__RECORDS FOR THIS EXERCISE__.
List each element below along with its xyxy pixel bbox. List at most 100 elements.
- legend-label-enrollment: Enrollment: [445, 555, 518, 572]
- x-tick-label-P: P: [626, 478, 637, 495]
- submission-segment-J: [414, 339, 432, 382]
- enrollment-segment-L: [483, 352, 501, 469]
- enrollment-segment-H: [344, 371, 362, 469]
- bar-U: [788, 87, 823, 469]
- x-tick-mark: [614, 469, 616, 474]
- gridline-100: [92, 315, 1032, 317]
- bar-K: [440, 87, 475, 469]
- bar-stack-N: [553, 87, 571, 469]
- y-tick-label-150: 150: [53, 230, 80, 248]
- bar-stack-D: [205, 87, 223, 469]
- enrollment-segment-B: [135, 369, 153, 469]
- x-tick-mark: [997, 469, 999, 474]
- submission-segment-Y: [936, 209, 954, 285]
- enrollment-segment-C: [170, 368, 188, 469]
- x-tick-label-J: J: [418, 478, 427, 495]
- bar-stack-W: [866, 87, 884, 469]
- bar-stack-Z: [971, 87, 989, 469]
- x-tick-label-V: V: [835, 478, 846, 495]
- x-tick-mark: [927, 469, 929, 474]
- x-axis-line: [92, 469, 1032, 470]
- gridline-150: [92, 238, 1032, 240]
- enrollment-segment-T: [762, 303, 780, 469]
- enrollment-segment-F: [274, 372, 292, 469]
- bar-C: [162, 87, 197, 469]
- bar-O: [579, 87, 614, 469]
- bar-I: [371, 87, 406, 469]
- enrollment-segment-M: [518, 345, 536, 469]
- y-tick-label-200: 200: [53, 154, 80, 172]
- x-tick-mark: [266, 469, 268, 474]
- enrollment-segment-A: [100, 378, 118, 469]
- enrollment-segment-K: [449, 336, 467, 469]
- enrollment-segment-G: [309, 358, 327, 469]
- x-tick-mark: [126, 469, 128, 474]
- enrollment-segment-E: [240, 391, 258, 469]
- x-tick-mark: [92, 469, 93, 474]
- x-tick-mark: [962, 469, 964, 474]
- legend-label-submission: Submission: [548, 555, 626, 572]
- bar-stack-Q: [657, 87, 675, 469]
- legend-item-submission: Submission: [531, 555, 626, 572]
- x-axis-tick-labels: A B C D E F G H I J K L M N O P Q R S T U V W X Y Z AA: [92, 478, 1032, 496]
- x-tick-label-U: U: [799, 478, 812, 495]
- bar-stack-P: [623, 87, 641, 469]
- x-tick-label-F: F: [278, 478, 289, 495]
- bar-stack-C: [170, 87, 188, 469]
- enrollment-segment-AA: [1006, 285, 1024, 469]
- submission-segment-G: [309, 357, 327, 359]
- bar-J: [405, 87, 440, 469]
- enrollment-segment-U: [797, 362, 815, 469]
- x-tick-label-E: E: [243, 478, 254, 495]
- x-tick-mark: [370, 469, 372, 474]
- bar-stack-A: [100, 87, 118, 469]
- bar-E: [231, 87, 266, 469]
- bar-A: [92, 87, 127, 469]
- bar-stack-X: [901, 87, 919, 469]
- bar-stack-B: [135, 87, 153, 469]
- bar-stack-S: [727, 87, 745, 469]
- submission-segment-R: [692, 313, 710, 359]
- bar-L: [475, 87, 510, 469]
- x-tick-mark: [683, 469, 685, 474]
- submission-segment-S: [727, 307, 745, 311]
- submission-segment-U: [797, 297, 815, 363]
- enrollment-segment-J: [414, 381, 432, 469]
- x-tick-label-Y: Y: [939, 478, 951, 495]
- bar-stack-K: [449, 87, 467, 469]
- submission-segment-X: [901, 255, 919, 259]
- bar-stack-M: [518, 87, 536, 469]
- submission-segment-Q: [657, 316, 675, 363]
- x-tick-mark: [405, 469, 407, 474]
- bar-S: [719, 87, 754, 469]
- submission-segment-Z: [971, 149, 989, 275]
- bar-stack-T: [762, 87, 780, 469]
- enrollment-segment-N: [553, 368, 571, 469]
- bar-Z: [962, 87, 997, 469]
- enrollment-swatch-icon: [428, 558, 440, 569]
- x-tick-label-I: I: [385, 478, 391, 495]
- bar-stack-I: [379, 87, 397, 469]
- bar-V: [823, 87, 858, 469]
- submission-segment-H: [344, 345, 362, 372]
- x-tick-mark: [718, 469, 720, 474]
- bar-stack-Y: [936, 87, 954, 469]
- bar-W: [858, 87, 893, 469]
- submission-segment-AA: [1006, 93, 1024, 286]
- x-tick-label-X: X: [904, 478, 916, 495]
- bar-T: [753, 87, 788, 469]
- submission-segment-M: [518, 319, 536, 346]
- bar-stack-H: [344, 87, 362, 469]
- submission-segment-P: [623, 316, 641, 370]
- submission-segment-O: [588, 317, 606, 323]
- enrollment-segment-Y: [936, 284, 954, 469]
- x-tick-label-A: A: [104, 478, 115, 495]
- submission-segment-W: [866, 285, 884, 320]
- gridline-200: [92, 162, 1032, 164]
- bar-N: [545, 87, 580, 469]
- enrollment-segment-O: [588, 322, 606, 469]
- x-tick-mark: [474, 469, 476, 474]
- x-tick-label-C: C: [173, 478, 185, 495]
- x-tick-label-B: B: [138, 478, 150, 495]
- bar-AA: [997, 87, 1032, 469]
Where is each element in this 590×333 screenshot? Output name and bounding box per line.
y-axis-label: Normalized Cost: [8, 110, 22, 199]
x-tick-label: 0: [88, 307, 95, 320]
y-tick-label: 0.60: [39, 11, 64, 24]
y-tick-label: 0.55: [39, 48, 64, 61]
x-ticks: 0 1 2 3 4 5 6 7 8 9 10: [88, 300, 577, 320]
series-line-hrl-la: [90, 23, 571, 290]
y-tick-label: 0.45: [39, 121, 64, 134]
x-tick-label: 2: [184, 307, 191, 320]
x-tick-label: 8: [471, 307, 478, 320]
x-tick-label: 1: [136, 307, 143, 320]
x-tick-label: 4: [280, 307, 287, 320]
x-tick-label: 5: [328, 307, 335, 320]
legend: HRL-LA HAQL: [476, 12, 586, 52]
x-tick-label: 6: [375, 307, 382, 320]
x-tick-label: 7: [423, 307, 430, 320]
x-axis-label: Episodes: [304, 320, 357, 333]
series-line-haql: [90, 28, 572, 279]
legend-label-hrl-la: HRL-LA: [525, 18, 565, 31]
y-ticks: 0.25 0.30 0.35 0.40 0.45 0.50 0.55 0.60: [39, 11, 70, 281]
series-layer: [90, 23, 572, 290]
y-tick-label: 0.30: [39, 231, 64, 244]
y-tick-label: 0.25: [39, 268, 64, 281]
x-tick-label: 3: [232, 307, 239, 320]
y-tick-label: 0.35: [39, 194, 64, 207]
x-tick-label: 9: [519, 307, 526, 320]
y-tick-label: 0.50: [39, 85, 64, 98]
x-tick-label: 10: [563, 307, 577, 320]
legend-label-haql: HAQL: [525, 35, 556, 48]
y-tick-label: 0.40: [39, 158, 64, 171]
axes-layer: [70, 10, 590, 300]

__WHAT YOU ARE ASKED TO DO__.
Can you repeat the material above with "x-tick-label" substituted by "x-label" everywhere and everything else unchanged?

__ANSWER TO THE EXERCISE__.
List each element below along with its xyxy pixel bbox. List at most 100 elements.
- legend-label-enrollment: Enrollment: [445, 555, 518, 572]
- x-label-P: P: [626, 478, 637, 495]
- submission-segment-J: [414, 339, 432, 382]
- enrollment-segment-L: [483, 352, 501, 469]
- enrollment-segment-H: [344, 371, 362, 469]
- bar-U: [788, 87, 823, 469]
- x-tick-mark: [614, 469, 616, 474]
- gridline-100: [92, 315, 1032, 317]
- bar-K: [440, 87, 475, 469]
- bar-stack-N: [553, 87, 571, 469]
- y-tick-label-150: 150: [53, 230, 80, 248]
- bar-stack-D: [205, 87, 223, 469]
- enrollment-segment-B: [135, 369, 153, 469]
- x-tick-mark: [997, 469, 999, 474]
- submission-segment-Y: [936, 209, 954, 285]
- enrollment-segment-C: [170, 368, 188, 469]
- x-label-J: J: [418, 478, 427, 495]
- bar-stack-W: [866, 87, 884, 469]
- bar-stack-Z: [971, 87, 989, 469]
- x-label-V: V: [835, 478, 846, 495]
- x-tick-mark: [927, 469, 929, 474]
- x-axis-line: [92, 469, 1032, 470]
- gridline-150: [92, 238, 1032, 240]
- enrollment-segment-T: [762, 303, 780, 469]
- enrollment-segment-F: [274, 372, 292, 469]
- bar-C: [162, 87, 197, 469]
- bar-O: [579, 87, 614, 469]
- bar-I: [371, 87, 406, 469]
- enrollment-segment-M: [518, 345, 536, 469]
- y-tick-label-200: 200: [53, 154, 80, 172]
- x-tick-mark: [266, 469, 268, 474]
- enrollment-segment-A: [100, 378, 118, 469]
- enrollment-segment-K: [449, 336, 467, 469]
- enrollment-segment-G: [309, 358, 327, 469]
- x-tick-mark: [126, 469, 128, 474]
- enrollment-segment-E: [240, 391, 258, 469]
- x-tick-mark: [92, 469, 93, 474]
- x-tick-mark: [962, 469, 964, 474]
- legend-label-submission: Submission: [548, 555, 626, 572]
- bar-stack-Q: [657, 87, 675, 469]
- legend-item-submission: Submission: [531, 555, 626, 572]
- x-axis-tick-labels: A B C D E F G H I J K L M N O P Q R S T U V W X Y Z AA: [92, 478, 1032, 496]
- x-label-U: U: [799, 478, 812, 495]
- bar-stack-P: [623, 87, 641, 469]
- x-label-F: F: [278, 478, 289, 495]
- bar-stack-C: [170, 87, 188, 469]
- enrollment-segment-AA: [1006, 285, 1024, 469]
- submission-segment-G: [309, 357, 327, 359]
- bar-J: [405, 87, 440, 469]
- enrollment-segment-U: [797, 362, 815, 469]
- x-label-E: E: [243, 478, 254, 495]
- x-tick-mark: [370, 469, 372, 474]
- bar-stack-A: [100, 87, 118, 469]
- bar-E: [231, 87, 266, 469]
- bar-A: [92, 87, 127, 469]
- bar-stack-X: [901, 87, 919, 469]
- bar-stack-B: [135, 87, 153, 469]
- bar-stack-S: [727, 87, 745, 469]
- submission-segment-R: [692, 313, 710, 359]
- bar-L: [475, 87, 510, 469]
- x-tick-mark: [683, 469, 685, 474]
- submission-segment-S: [727, 307, 745, 311]
- submission-segment-U: [797, 297, 815, 363]
- enrollment-segment-J: [414, 381, 432, 469]
- x-label-Y: Y: [939, 478, 951, 495]
- bar-stack-K: [449, 87, 467, 469]
- submission-segment-X: [901, 255, 919, 259]
- bar-stack-M: [518, 87, 536, 469]
- submission-segment-Q: [657, 316, 675, 363]
- x-tick-mark: [405, 469, 407, 474]
- bar-S: [719, 87, 754, 469]
- submission-segment-Z: [971, 149, 989, 275]
- bar-stack-T: [762, 87, 780, 469]
- enrollment-segment-N: [553, 368, 571, 469]
- bar-Z: [962, 87, 997, 469]
- enrollment-swatch-icon: [428, 558, 440, 569]
- x-label-I: I: [385, 478, 391, 495]
- bar-stack-I: [379, 87, 397, 469]
- bar-V: [823, 87, 858, 469]
- submission-segment-H: [344, 345, 362, 372]
- x-tick-mark: [718, 469, 720, 474]
- bar-stack-Y: [936, 87, 954, 469]
- bar-W: [858, 87, 893, 469]
- submission-segment-AA: [1006, 93, 1024, 286]
- x-label-X: X: [904, 478, 916, 495]
- bar-T: [753, 87, 788, 469]
- submission-segment-M: [518, 319, 536, 346]
- bar-stack-H: [344, 87, 362, 469]
- submission-segment-P: [623, 316, 641, 370]
- submission-segment-O: [588, 317, 606, 323]
- enrollment-segment-Y: [936, 284, 954, 469]
- x-label-A: A: [104, 478, 115, 495]
- submission-segment-W: [866, 285, 884, 320]
- gridline-200: [92, 162, 1032, 164]
- bar-N: [545, 87, 580, 469]
- enrollment-segment-O: [588, 322, 606, 469]
- x-tick-mark: [474, 469, 476, 474]
- x-label-C: C: [173, 478, 185, 495]
- x-label-B: B: [138, 478, 150, 495]
- bar-AA: [997, 87, 1032, 469]
Where is each element in this 590×333 screenshot? Output name and bounding box per line.
y-axis-label: Normalized Cost: [8, 110, 22, 199]
x-label: 0: [88, 307, 95, 320]
y-tick-label: 0.60: [39, 11, 64, 24]
y-tick-label: 0.55: [39, 48, 64, 61]
x-ticks: 0 1 2 3 4 5 6 7 8 9 10: [88, 300, 577, 320]
series-line-hrl-la: [90, 23, 571, 290]
y-tick-label: 0.45: [39, 121, 64, 134]
x-label: 2: [184, 307, 191, 320]
x-label: 8: [471, 307, 478, 320]
x-label: 1: [136, 307, 143, 320]
x-label: 4: [280, 307, 287, 320]
x-label: 5: [328, 307, 335, 320]
legend: HRL-LA HAQL: [476, 12, 586, 52]
x-label: 6: [375, 307, 382, 320]
x-label: 7: [423, 307, 430, 320]
x-axis-label: Episodes: [304, 320, 357, 333]
series-line-haql: [90, 28, 572, 279]
legend-label-hrl-la: HRL-LA: [525, 18, 565, 31]
y-ticks: 0.25 0.30 0.35 0.40 0.45 0.50 0.55 0.60: [39, 11, 70, 281]
series-layer: [90, 23, 572, 290]
y-tick-label: 0.30: [39, 231, 64, 244]
y-tick-label: 0.25: [39, 268, 64, 281]
x-label: 3: [232, 307, 239, 320]
y-tick-label: 0.35: [39, 194, 64, 207]
x-label: 9: [519, 307, 526, 320]
y-tick-label: 0.50: [39, 85, 64, 98]
x-label: 10: [563, 307, 577, 320]
legend-label-haql: HAQL: [525, 35, 556, 48]
y-tick-label: 0.40: [39, 158, 64, 171]
axes-layer: [70, 10, 590, 300]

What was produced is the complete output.